__WHAT IS BEING ASKED__:
Type the records out again in full, exactly.

----------

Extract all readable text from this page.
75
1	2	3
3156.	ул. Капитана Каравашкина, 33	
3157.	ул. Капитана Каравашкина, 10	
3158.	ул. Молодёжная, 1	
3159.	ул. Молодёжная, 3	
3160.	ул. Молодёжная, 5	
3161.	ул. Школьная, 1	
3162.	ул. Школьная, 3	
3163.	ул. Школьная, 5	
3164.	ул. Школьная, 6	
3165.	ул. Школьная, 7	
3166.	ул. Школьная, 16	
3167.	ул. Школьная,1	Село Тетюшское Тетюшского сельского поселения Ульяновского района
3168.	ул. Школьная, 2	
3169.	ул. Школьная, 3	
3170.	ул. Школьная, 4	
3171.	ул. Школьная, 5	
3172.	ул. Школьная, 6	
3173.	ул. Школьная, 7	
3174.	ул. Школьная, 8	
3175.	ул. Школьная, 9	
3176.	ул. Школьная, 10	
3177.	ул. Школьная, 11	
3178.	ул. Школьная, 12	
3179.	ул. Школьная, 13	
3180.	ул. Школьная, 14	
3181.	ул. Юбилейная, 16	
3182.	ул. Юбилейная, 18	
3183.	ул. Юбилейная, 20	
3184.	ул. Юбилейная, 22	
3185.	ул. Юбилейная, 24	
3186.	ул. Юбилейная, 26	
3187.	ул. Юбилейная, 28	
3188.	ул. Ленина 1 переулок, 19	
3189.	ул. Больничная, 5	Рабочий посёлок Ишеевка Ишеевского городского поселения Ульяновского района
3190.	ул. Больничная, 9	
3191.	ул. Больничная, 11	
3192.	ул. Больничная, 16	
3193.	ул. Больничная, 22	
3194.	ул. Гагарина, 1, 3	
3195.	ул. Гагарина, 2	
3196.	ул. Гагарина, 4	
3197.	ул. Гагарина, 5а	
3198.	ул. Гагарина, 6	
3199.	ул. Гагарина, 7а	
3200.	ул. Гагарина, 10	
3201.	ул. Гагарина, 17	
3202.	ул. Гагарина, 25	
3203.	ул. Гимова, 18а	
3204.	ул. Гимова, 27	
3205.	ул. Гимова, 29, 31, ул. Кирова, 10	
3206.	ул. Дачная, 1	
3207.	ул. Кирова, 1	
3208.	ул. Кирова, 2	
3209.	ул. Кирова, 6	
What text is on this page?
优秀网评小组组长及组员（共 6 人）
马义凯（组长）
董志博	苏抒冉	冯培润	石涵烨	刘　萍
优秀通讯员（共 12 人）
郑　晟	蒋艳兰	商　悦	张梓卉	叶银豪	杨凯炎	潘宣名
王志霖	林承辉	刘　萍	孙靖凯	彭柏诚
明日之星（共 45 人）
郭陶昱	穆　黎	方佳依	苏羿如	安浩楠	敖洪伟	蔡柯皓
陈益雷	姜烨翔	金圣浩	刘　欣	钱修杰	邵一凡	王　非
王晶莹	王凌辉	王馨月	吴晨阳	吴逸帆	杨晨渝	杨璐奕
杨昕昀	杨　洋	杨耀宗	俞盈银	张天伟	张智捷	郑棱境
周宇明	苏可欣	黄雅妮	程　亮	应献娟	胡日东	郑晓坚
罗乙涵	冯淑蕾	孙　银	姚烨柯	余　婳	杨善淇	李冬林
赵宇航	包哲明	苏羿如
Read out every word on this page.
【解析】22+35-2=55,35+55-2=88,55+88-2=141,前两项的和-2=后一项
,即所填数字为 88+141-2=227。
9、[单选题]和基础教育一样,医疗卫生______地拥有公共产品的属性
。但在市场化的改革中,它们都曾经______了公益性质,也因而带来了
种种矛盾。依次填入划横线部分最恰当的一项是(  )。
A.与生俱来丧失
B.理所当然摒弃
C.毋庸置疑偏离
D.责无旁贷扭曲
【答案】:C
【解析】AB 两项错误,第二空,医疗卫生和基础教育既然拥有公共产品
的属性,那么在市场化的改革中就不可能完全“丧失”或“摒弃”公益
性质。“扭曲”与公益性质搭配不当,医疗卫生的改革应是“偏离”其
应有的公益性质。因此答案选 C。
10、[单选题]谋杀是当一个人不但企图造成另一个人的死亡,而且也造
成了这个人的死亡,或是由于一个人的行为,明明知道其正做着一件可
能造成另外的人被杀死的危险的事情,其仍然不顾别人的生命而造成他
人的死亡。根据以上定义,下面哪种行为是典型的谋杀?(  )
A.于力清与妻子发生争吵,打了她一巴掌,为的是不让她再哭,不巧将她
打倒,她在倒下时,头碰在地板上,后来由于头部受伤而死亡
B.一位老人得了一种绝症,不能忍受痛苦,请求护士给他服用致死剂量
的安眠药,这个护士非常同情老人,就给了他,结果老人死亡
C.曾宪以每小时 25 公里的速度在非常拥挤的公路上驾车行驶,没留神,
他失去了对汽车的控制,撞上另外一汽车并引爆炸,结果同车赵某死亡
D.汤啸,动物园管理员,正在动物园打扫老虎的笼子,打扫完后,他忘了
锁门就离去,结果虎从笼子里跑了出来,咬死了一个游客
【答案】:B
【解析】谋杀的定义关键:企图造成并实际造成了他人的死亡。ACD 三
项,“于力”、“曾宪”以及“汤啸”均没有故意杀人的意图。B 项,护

----------

__OUTPUT FOR THIS TASK__:
Extract all readable text from this page.
75
1	2	3
3156.	ул. Капитана Каравашкина, 33	
3157.	ул. Капитана Каравашкина, 10	
3158.	ул. Молодёжная, 1	
3159.	ул. Молодёжная, 3	
3160.	ул. Молодёжная, 5	
3161.	ул. Школьная, 1	
3162.	ул. Школьная, 3	
3163.	ул. Школьная, 5	
3164.	ул. Школьная, 6	
3165.	ул. Школьная, 7	
3166.	ул. Школьная, 16	
3167.	ул. Школьная,1	Село Тетюшское Тетюшского сельского поселения Ульяновского района
3168.	ул. Школьная, 2	
3169.	ул. Школьная, 3	
3170.	ул. Школьная, 4	
3171.	ул. Школьная, 5	
3172.	ул. Школьная, 6	
3173.	ул. Школьная, 7	
3174.	ул. Школьная, 8	
3175.	ул. Школьная, 9	
3176.	ул. Школьная, 10	
3177.	ул. Школьная, 11	
3178.	ул. Школьная, 12	
3179.	ул. Школьная, 13	
3180.	ул. Школьная, 14	
3181.	ул. Юбилейная, 16	
3182.	ул. Юбилейная, 18	
3183.	ул. Юбилейная, 20	
3184.	ул. Юбилейная, 22	
3185.	ул. Юбилейная, 24	
3186.	ул. Юбилейная, 26	
3187.	ул. Юбилейная, 28	
3188.	ул. Ленина 1 переулок, 19	
3189.	ул. Больничная, 5	Рабочий посёлок Ишеевка Ишеевского городского поселения Ульяновского района
3190.	ул. Больничная, 9	
3191.	ул. Больничная, 11	
3192.	ул. Больничная, 16	
3193.	ул. Больничная, 22	
3194.	ул. Гагарина, 1, 3	
3195.	ул. Гагарина, 2	
3196.	ул. Гагарина, 4	
3197.	ул. Гагарина, 5а	
3198.	ул. Гагарина, 6	
3199.	ул. Гагарина, 7а	
3200.	ул. Гагарина, 10	
3201.	ул. Гагарина, 17	
3202.	ул. Гагарина, 25	
3203.	ул. Гимова, 18а	
3204.	ул. Гимова, 27	
3205.	ул. Гимова, 29, 31, ул. Кирова, 10	
3206.	ул. Дачная, 1	
3207.	ул. Кирова, 1	
3208.	ул. Кирова, 2	
3209.	ул. Кирова, 6	
What text is on this page?
优秀网评小组组长及组员（共 6 人）
马义凯（组长）
董志博	苏抒冉	冯培润	石涵烨	刘　萍
优秀通讯员（共 12 人）
郑　晟	蒋艳兰	商　悦	张梓卉	叶银豪	杨凯炎	潘宣名
王志霖	林承辉	刘　萍	孙靖凯	彭柏诚
明日之星（共 45 人）
郭陶昱	穆　黎	方佳依	苏羿如	安浩楠	敖洪伟	蔡柯皓
陈益雷	姜烨翔	金圣浩	刘　欣	钱修杰	邵一凡	王　非
王晶莹	王凌辉	王馨月	吴晨阳	吴逸帆	杨晨渝	杨璐奕
杨昕昀	杨　洋	杨耀宗	俞盈银	张天伟	张智捷	郑棱境
周宇明	苏可欣	黄雅妮	程　亮	应献娟	胡日东	郑晓坚
罗乙涵	冯淑蕾	孙　银	姚烨柯	余　婳	杨善淇	李冬林
赵宇航	包哲明	苏羿如
Read out every word on this page.
【解析】22+35-2=55,35+55-2=88,55+88-2=141,前两项的和-2=后一项
,即所填数字为 88+141-2=227。
9、[单选题]和基础教育一样,医疗卫生______地拥有公共产品的属性
。但在市场化的改革中,它们都曾经______了公益性质,也因而带来了
种种矛盾。依次填入划横线部分最恰当的一项是(  )。
A.与生俱来丧失
B.理所当然摒弃
C.毋庸置疑偏离
D.责无旁贷扭曲
【答案】:C
【解析】AB 两项错误,第二空,医疗卫生和基础教育既然拥有公共产品
的属性,那么在市场化的改革中就不可能完全“丧失”或“摒弃”公益
性质。“扭曲”与公益性质搭配不当,医疗卫生的改革应是“偏离”其
应有的公益性质。因此答案选 C。
10、[单选题]谋杀是当一个人不但企图造成另一个人的死亡,而且也造
成了这个人的死亡,或是由于一个人的行为,明明知道其正做着一件可
能造成另外的人被杀死的危险的事情,其仍然不顾别人的生命而造成他
人的死亡。根据以上定义,下面哪种行为是典型的谋杀?(  )
A.于力清与妻子发生争吵,打了她一巴掌,为的是不让她再哭,不巧将她
打倒,她在倒下时,头碰在地板上,后来由于头部受伤而死亡
B.一位老人得了一种绝症,不能忍受痛苦,请求护士给他服用致死剂量
的安眠药,这个护士非常同情老人,就给了他,结果老人死亡
C.曾宪以每小时 25 公里的速度在非常拥挤的公路上驾车行驶,没留神,
他失去了对汽车的控制,撞上另外一汽车并引爆炸,结果同车赵某死亡
D.汤啸,动物园管理员,正在动物园打扫老虎的笼子,打扫完后,他忘了
锁门就离去,结果虎从笼子里跑了出来,咬死了一个游客
【答案】:B
【解析】谋杀的定义关键:企图造成并实际造成了他人的死亡。ACD 三
项,“于力”、“曾宪”以及“汤啸”均没有故意杀人的意图。B 项,护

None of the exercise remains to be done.